### [RECORDS TO USE]

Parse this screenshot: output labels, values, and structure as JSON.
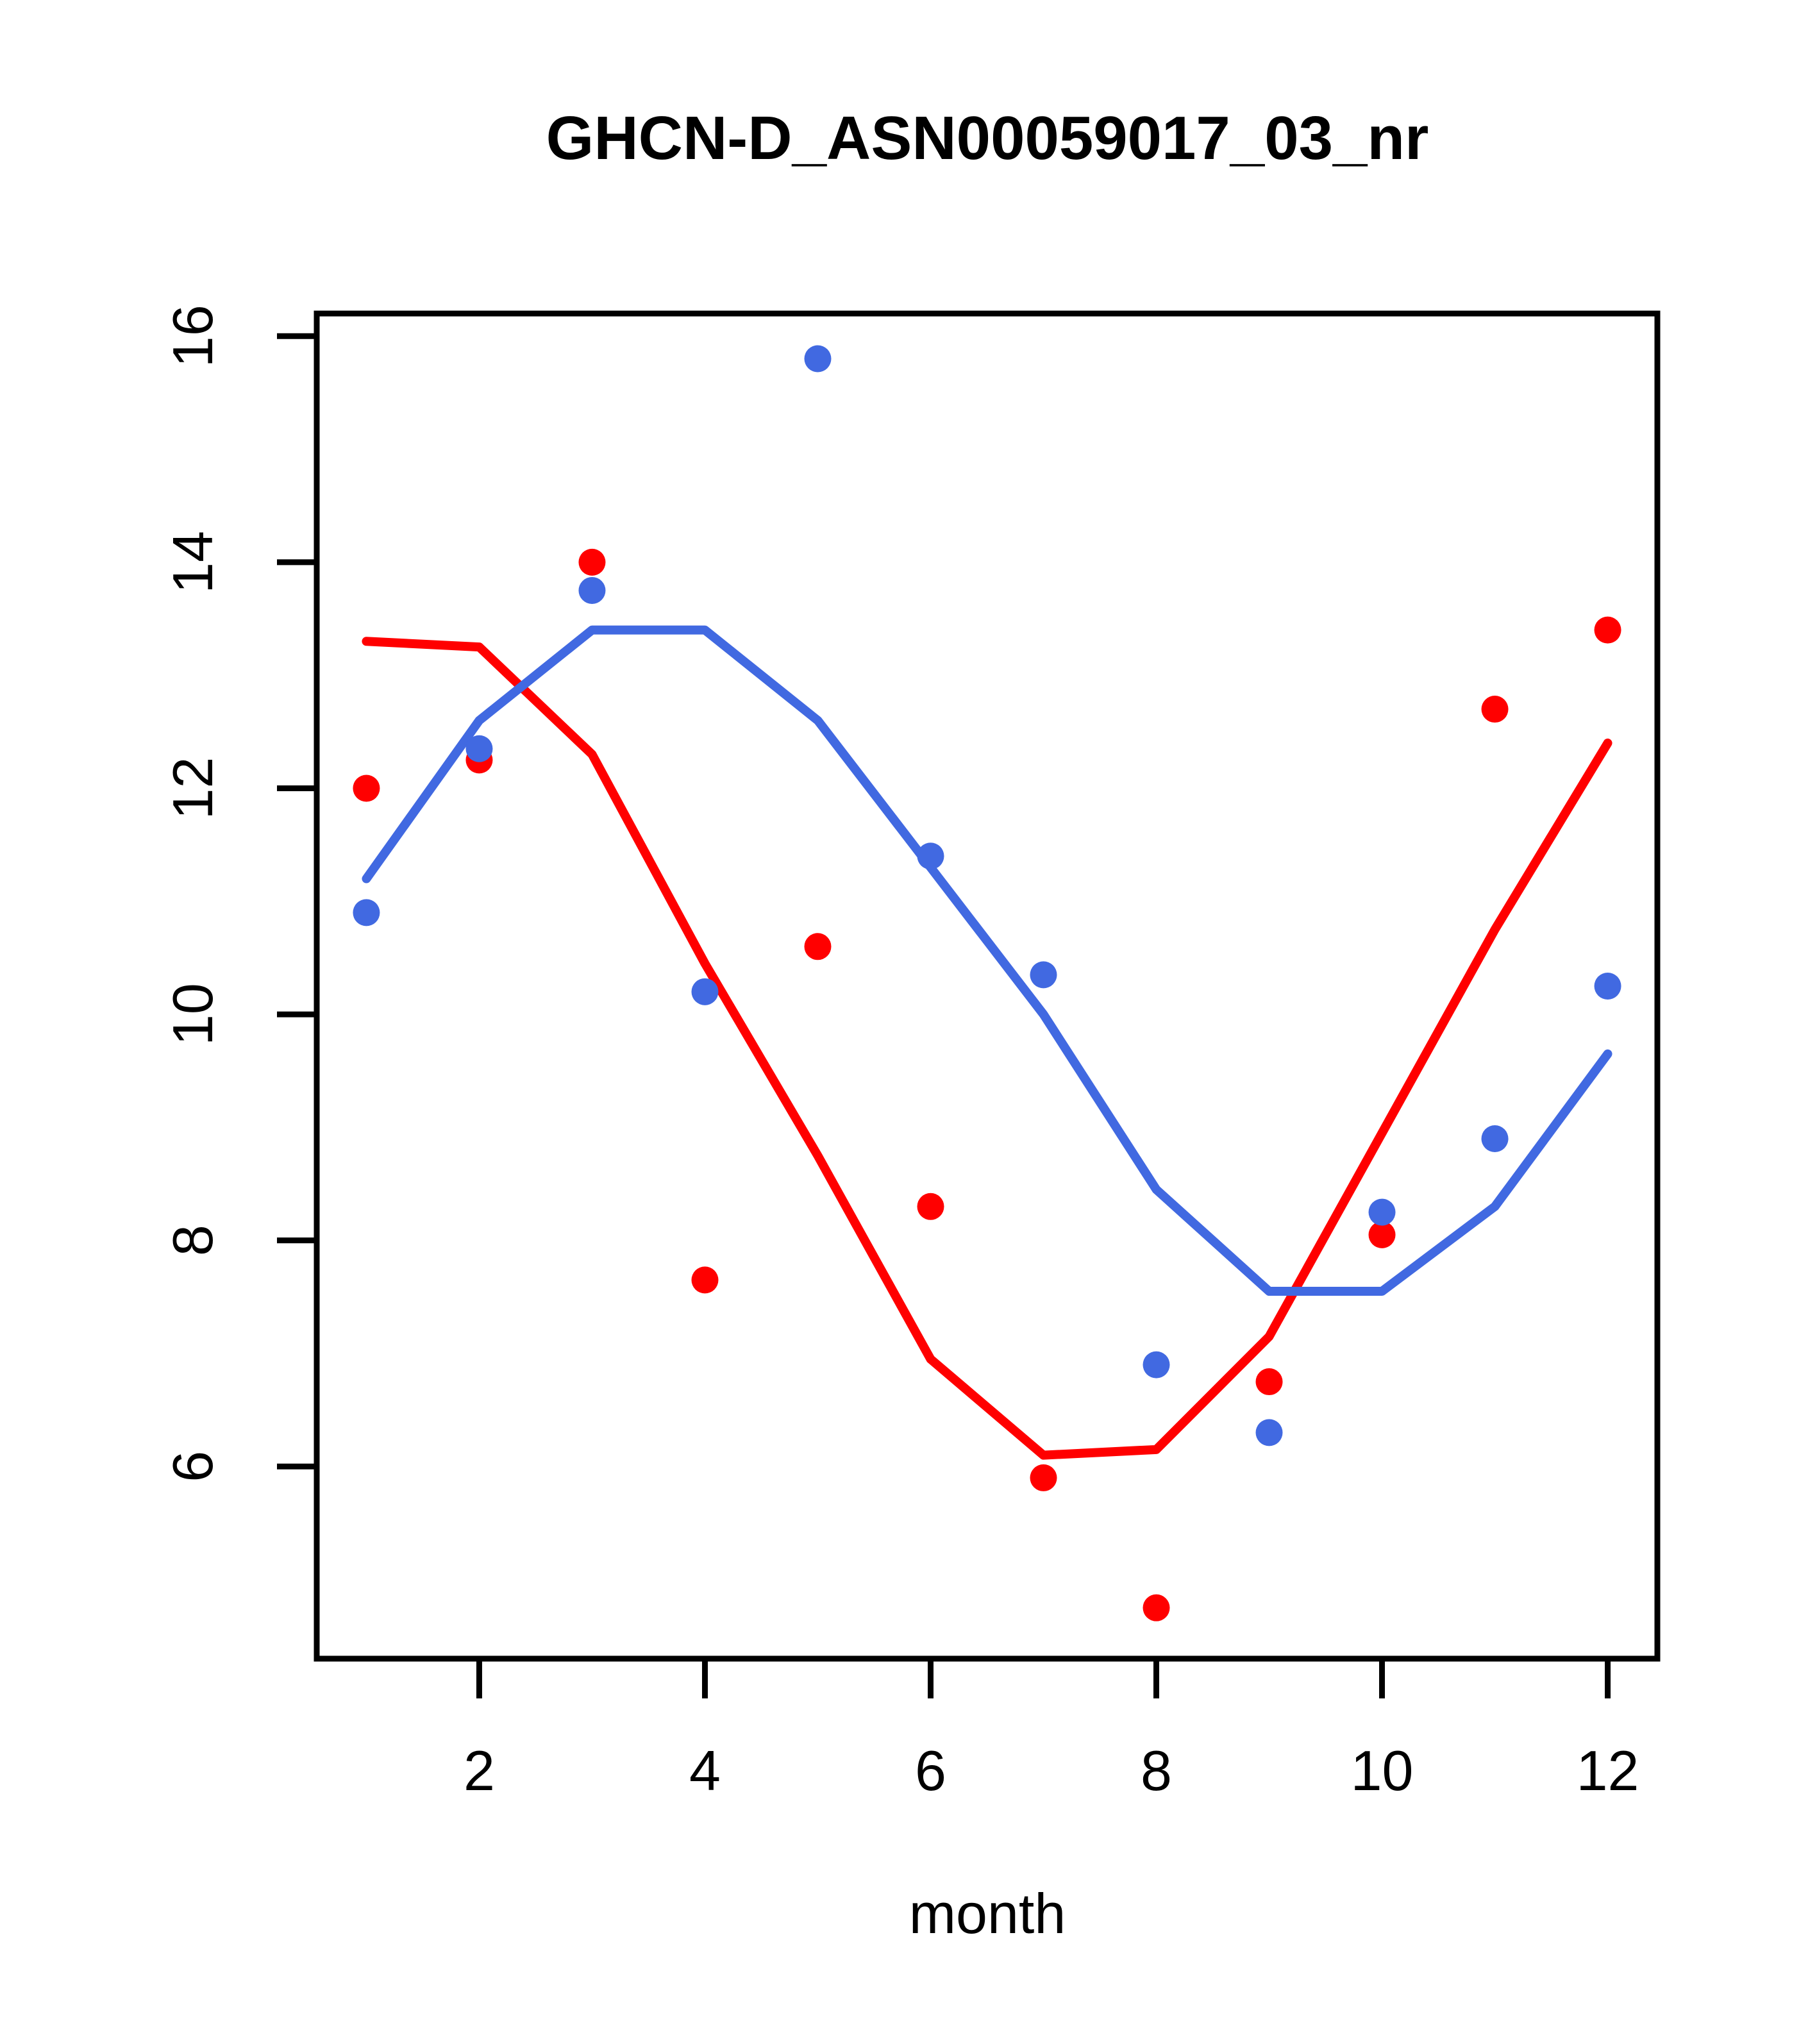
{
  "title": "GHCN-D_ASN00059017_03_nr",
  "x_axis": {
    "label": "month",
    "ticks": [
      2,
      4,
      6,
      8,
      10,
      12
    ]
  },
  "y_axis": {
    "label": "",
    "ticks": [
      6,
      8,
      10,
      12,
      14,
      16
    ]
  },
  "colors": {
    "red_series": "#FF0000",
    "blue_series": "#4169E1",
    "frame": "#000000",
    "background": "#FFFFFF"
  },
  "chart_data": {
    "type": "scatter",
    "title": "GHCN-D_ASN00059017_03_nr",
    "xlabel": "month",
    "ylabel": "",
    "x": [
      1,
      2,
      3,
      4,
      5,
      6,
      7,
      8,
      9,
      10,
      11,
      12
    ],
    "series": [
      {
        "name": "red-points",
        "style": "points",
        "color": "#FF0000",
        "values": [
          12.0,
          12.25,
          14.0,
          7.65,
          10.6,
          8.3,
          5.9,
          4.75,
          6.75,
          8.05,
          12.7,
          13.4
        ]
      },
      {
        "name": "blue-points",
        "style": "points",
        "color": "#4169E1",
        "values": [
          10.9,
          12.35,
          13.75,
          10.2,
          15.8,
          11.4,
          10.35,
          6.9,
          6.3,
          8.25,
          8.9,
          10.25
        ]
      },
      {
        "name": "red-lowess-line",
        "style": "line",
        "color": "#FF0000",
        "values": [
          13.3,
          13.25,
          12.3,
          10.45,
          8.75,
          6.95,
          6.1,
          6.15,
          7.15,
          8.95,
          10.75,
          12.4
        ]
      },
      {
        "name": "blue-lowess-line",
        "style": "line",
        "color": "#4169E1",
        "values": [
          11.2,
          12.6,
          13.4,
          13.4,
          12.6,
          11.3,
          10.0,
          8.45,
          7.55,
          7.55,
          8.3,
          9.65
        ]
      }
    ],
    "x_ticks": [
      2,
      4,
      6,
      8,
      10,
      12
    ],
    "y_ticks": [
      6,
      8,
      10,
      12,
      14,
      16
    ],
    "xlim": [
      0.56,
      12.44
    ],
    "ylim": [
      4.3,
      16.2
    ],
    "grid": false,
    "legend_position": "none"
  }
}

### [SHORT PROBLEM]
Take the records above and transcribe them exactly, dropping every picture.

### [SOLUTION BELOW]
Parse this screenshot: output labels, values, and structure as JSON.
{
  "title": "GHCN-D_ASN00059017_03_nr",
  "x_axis": {
    "label": "month",
    "ticks": [
      2,
      4,
      6,
      8,
      10,
      12
    ]
  },
  "y_axis": {
    "label": "",
    "ticks": [
      6,
      8,
      10,
      12,
      14,
      16
    ]
  },
  "colors": {
    "red_series": "#FF0000",
    "blue_series": "#4169E1",
    "frame": "#000000",
    "background": "#FFFFFF"
  },
  "chart_data": {
    "type": "scatter",
    "title": "GHCN-D_ASN00059017_03_nr",
    "xlabel": "month",
    "ylabel": "",
    "x": [
      1,
      2,
      3,
      4,
      5,
      6,
      7,
      8,
      9,
      10,
      11,
      12
    ],
    "series": [
      {
        "name": "red-points",
        "style": "points",
        "color": "#FF0000",
        "values": [
          12.0,
          12.25,
          14.0,
          7.65,
          10.6,
          8.3,
          5.9,
          4.75,
          6.75,
          8.05,
          12.7,
          13.4
        ]
      },
      {
        "name": "blue-points",
        "style": "points",
        "color": "#4169E1",
        "values": [
          10.9,
          12.35,
          13.75,
          10.2,
          15.8,
          11.4,
          10.35,
          6.9,
          6.3,
          8.25,
          8.9,
          10.25
        ]
      },
      {
        "name": "red-lowess-line",
        "style": "line",
        "color": "#FF0000",
        "values": [
          13.3,
          13.25,
          12.3,
          10.45,
          8.75,
          6.95,
          6.1,
          6.15,
          7.15,
          8.95,
          10.75,
          12.4
        ]
      },
      {
        "name": "blue-lowess-line",
        "style": "line",
        "color": "#4169E1",
        "values": [
          11.2,
          12.6,
          13.4,
          13.4,
          12.6,
          11.3,
          10.0,
          8.45,
          7.55,
          7.55,
          8.3,
          9.65
        ]
      }
    ],
    "x_ticks": [
      2,
      4,
      6,
      8,
      10,
      12
    ],
    "y_ticks": [
      6,
      8,
      10,
      12,
      14,
      16
    ],
    "xlim": [
      0.56,
      12.44
    ],
    "ylim": [
      4.3,
      16.2
    ],
    "grid": false,
    "legend_position": "none"
  }
}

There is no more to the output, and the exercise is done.